>> start Records to use

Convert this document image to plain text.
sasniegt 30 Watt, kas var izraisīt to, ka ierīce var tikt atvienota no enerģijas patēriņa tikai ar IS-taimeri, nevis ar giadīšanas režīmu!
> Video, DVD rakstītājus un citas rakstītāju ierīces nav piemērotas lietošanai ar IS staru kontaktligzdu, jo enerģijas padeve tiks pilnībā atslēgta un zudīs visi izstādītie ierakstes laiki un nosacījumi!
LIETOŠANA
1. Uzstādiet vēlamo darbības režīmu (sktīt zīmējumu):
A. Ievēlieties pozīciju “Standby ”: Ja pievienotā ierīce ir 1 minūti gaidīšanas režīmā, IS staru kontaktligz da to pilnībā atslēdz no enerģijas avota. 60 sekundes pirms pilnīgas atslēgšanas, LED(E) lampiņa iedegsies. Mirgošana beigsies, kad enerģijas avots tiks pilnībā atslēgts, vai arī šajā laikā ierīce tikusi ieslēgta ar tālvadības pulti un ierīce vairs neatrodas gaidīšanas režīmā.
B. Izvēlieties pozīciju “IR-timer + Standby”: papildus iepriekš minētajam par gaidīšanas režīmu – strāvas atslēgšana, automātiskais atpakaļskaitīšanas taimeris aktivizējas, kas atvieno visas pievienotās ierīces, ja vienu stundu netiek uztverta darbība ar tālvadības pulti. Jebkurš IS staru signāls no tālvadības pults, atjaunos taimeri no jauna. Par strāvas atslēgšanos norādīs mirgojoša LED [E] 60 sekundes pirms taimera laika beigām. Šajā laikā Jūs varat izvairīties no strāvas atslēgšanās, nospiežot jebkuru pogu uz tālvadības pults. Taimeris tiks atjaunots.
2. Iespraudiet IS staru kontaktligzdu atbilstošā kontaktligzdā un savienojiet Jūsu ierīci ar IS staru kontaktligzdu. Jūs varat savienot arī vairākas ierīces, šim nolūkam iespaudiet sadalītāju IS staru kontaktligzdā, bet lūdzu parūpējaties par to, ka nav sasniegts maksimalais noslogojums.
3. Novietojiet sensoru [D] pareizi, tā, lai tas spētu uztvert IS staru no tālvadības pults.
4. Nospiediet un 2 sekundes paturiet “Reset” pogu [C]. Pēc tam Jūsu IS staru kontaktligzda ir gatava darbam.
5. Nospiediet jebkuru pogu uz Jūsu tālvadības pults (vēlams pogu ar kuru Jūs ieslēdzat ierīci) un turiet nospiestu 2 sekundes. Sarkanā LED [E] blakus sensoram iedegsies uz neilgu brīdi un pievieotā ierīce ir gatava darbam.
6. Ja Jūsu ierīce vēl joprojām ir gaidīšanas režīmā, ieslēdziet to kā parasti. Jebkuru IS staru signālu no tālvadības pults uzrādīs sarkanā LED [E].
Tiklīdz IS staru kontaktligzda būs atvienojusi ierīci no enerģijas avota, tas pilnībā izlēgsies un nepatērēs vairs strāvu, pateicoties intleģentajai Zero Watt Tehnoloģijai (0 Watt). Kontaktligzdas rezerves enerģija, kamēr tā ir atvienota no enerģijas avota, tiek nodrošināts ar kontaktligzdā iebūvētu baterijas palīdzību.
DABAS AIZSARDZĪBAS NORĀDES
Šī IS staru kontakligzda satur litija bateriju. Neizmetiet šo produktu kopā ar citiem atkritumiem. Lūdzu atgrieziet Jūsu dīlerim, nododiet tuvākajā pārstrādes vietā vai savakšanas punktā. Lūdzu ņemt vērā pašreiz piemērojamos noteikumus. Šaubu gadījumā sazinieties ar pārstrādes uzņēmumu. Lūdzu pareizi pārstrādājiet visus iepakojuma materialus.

>> end Records to use

Output all of the material, please, exactly as it stands.

## Right answer
Convert this document image to plain text.
sasniegt 30 Watt, kas var izraisīt to, ka ierīce var tikt atvienota no enerģijas patēriņa tikai ar IS-taimeri, nevis ar giadīšanas režīmu!
> Video, DVD rakstītājus un citas rakstītāju ierīces nav piemērotas lietošanai ar IS staru kontaktligzdu, jo enerģijas padeve tiks pilnībā atslēgta un zudīs visi izstādītie ierakstes laiki un nosacījumi!
LIETOŠANA
1. Uzstādiet vēlamo darbības režīmu (sktīt zīmējumu):
A. Ievēlieties pozīciju “Standby ”: Ja pievienotā ierīce ir 1 minūti gaidīšanas režīmā, IS staru kontaktligz da to pilnībā atslēdz no enerģijas avota. 60 sekundes pirms pilnīgas atslēgšanas, LED(E) lampiņa iedegsies. Mirgošana beigsies, kad enerģijas avots tiks pilnībā atslēgts, vai arī šajā laikā ierīce tikusi ieslēgta ar tālvadības pulti un ierīce vairs neatrodas gaidīšanas režīmā.
B. Izvēlieties pozīciju “IR-timer + Standby”: papildus iepriekš minētajam par gaidīšanas režīmu – strāvas atslēgšana, automātiskais atpakaļskaitīšanas taimeris aktivizējas, kas atvieno visas pievienotās ierīces, ja vienu stundu netiek uztverta darbība ar tālvadības pulti. Jebkurš IS staru signāls no tālvadības pults, atjaunos taimeri no jauna. Par strāvas atslēgšanos norādīs mirgojoša LED [E] 60 sekundes pirms taimera laika beigām. Šajā laikā Jūs varat izvairīties no strāvas atslēgšanās, nospiežot jebkuru pogu uz tālvadības pults. Taimeris tiks atjaunots.
2. Iespraudiet IS staru kontaktligzdu atbilstošā kontaktligzdā un savienojiet Jūsu ierīci ar IS staru kontaktligzdu. Jūs varat savienot arī vairākas ierīces, šim nolūkam iespaudiet sadalītāju IS staru kontaktligzdā, bet lūdzu parūpējaties par to, ka nav sasniegts maksimalais noslogojums.
3. Novietojiet sensoru [D] pareizi, tā, lai tas spētu uztvert IS staru no tālvadības pults.
4. Nospiediet un 2 sekundes paturiet “Reset” pogu [C]. Pēc tam Jūsu IS staru kontaktligzda ir gatava darbam.
5. Nospiediet jebkuru pogu uz Jūsu tālvadības pults (vēlams pogu ar kuru Jūs ieslēdzat ierīci) un turiet nospiestu 2 sekundes. Sarkanā LED [E] blakus sensoram iedegsies uz neilgu brīdi un pievieotā ierīce ir gatava darbam.
6. Ja Jūsu ierīce vēl joprojām ir gaidīšanas režīmā, ieslēdziet to kā parasti. Jebkuru IS staru signālu no tālvadības pults uzrādīs sarkanā LED [E].
Tiklīdz IS staru kontaktligzda būs atvienojusi ierīci no enerģijas avota, tas pilnībā izlēgsies un nepatērēs vairs strāvu, pateicoties intleģentajai Zero Watt Tehnoloģijai (0 Watt). Kontaktligzdas rezerves enerģija, kamēr tā ir atvienota no enerģijas avota, tiek nodrošināts ar kontaktligzdā iebūvētu baterijas palīdzību.
DABAS AIZSARDZĪBAS NORĀDES
Šī IS staru kontakligzda satur litija bateriju. Neizmetiet šo produktu kopā ar citiem atkritumiem. Lūdzu atgrieziet Jūsu dīlerim, nododiet tuvākajā pārstrādes vietā vai savakšanas punktā. Lūdzu ņemt vērā pašreiz piemērojamos noteikumus. Šaubu gadījumā sazinieties ar pārstrādes uzņēmumu. Lūdzu pareizi pārstrādājiet visus iepakojuma materialus.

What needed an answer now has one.